米国の金融システムが、隠されたかたちで危機の様相を強めている。金融危機がいつ顕在化しても不思議でない。具体的には、今週起きているレポ金利の高騰と、先週起きたクァント崩壊だ。いずれもリーマン危機で起きたことが10年後の今、繰り返されている。米連銀と、金融界やマスコミの大半は、今起きている危険な事態を無視・軽視している。今回は主にレポ金利高騰について書いていく。 (Fed Chair Powell Explains Why He Ignored The Biggest Liquidity Crisis In Over A Decade) (What’s Wrong With the Repo Market?

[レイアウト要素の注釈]
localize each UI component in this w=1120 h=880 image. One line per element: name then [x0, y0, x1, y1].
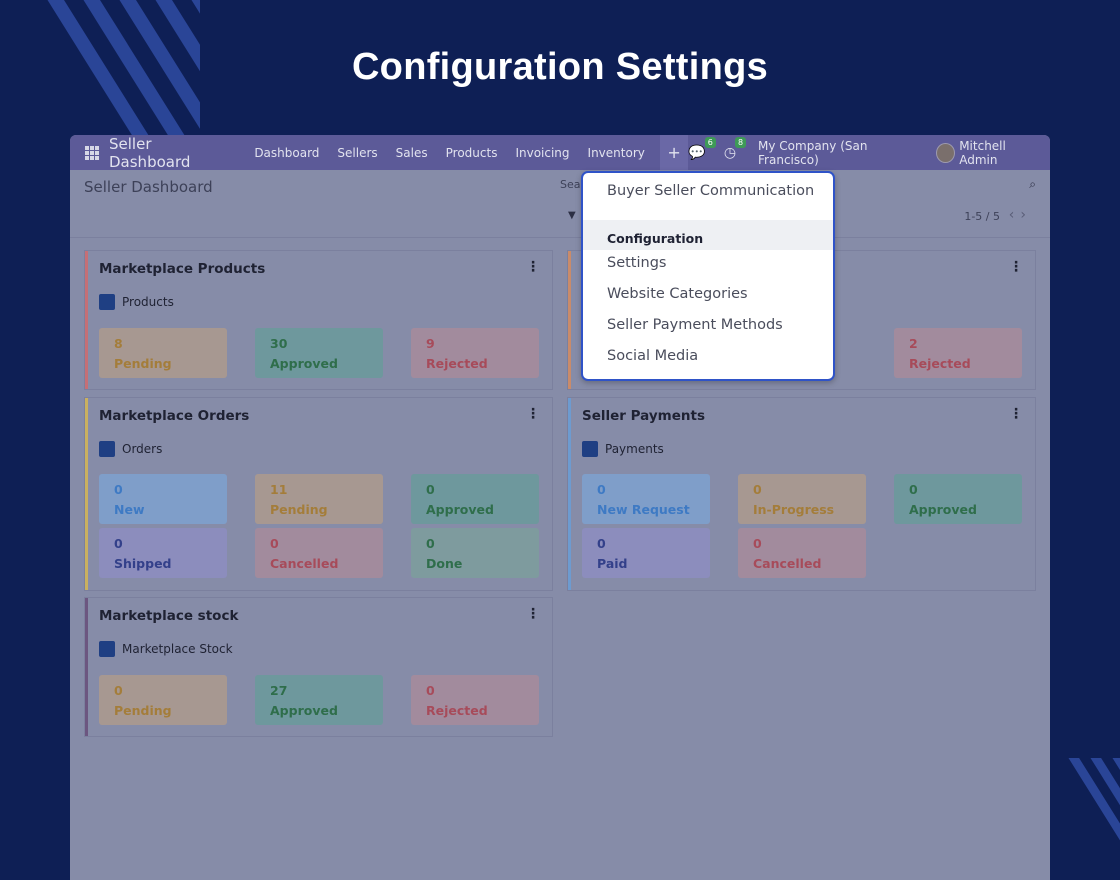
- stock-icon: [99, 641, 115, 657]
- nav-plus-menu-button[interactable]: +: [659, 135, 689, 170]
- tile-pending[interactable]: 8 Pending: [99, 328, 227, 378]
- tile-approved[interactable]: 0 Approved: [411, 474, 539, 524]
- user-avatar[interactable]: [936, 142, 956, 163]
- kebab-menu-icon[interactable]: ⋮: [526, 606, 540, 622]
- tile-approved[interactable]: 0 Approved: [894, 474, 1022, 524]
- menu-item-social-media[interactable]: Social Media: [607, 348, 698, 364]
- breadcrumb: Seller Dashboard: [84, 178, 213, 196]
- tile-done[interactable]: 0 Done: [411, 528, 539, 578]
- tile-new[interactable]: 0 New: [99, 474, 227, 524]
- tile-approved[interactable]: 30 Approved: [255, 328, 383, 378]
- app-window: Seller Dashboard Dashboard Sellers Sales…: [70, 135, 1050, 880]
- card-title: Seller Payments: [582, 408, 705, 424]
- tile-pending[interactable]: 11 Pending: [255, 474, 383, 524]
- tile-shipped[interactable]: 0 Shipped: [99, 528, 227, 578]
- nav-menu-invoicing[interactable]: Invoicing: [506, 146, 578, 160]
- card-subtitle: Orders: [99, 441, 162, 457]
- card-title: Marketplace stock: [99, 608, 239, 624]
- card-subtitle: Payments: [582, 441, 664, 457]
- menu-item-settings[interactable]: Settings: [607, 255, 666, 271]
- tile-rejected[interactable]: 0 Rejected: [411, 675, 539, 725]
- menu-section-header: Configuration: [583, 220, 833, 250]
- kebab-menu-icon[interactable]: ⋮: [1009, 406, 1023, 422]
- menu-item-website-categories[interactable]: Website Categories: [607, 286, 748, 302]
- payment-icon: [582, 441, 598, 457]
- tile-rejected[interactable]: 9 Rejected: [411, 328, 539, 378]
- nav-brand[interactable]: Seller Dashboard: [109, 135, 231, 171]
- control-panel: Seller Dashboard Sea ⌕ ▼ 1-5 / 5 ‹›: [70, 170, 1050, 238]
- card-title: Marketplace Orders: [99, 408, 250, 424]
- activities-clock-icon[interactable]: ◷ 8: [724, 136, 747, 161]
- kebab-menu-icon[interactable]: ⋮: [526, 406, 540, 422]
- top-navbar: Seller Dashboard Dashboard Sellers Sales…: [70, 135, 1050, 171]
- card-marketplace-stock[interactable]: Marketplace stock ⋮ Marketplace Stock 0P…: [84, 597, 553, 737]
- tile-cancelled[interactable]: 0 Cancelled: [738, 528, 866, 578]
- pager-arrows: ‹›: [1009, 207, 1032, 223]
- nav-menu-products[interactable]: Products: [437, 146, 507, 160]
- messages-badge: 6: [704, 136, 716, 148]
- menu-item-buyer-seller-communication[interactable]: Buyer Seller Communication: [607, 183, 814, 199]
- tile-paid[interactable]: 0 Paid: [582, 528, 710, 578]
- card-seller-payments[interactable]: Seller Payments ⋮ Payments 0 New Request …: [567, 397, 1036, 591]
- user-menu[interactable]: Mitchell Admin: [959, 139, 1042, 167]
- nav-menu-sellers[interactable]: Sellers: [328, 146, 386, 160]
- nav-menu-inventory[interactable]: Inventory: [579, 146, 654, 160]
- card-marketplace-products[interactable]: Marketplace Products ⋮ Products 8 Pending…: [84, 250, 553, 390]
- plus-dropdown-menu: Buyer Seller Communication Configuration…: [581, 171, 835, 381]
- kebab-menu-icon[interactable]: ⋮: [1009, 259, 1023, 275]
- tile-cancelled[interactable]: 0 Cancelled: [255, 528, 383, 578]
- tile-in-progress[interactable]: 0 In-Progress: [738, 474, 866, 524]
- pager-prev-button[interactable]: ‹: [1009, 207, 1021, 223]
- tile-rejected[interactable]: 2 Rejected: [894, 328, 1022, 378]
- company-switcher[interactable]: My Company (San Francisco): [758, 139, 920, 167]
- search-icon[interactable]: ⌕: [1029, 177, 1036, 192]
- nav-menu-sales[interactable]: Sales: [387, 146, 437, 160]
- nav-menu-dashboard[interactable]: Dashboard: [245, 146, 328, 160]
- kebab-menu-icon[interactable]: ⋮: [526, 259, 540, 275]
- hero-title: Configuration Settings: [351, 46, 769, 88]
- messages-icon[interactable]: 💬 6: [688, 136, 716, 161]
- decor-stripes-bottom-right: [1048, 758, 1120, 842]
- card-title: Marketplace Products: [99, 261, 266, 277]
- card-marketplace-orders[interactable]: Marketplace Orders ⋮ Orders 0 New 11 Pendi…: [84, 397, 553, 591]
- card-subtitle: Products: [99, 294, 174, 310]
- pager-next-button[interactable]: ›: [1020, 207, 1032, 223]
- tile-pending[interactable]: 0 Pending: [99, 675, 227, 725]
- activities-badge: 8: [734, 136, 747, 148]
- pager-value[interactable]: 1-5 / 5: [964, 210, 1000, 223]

*作業指示*:
[1] 次の(a)〜(c)が本文の内容と合っているかどうか、それぞれ「はい」か「いいえ」で答え、判断の根拠となる本文の語句をそのまま引用しなさい。(a) レポ金利の高騰は先週起きた。(b) 今回は主にクァント崩壊について書かれる。(c) 米連銀は今起きている危険な事態を無視・軽視している。
[2] 本文によれば、リーマン危機で起きたことは何年後の今、繰り返されているか。

*解答例*:
[1]
(a) いいえ。「今週起きているレポ金利の高騰と、先週起きたクァント崩壊だ。」
(b) いいえ。「今回は主にレポ金利高騰について書いていく。」
(c) はい。「米連銀と、金融界やマスコミの大半は、今起きている危険な事態を無視・軽視している。」

[2] 10年後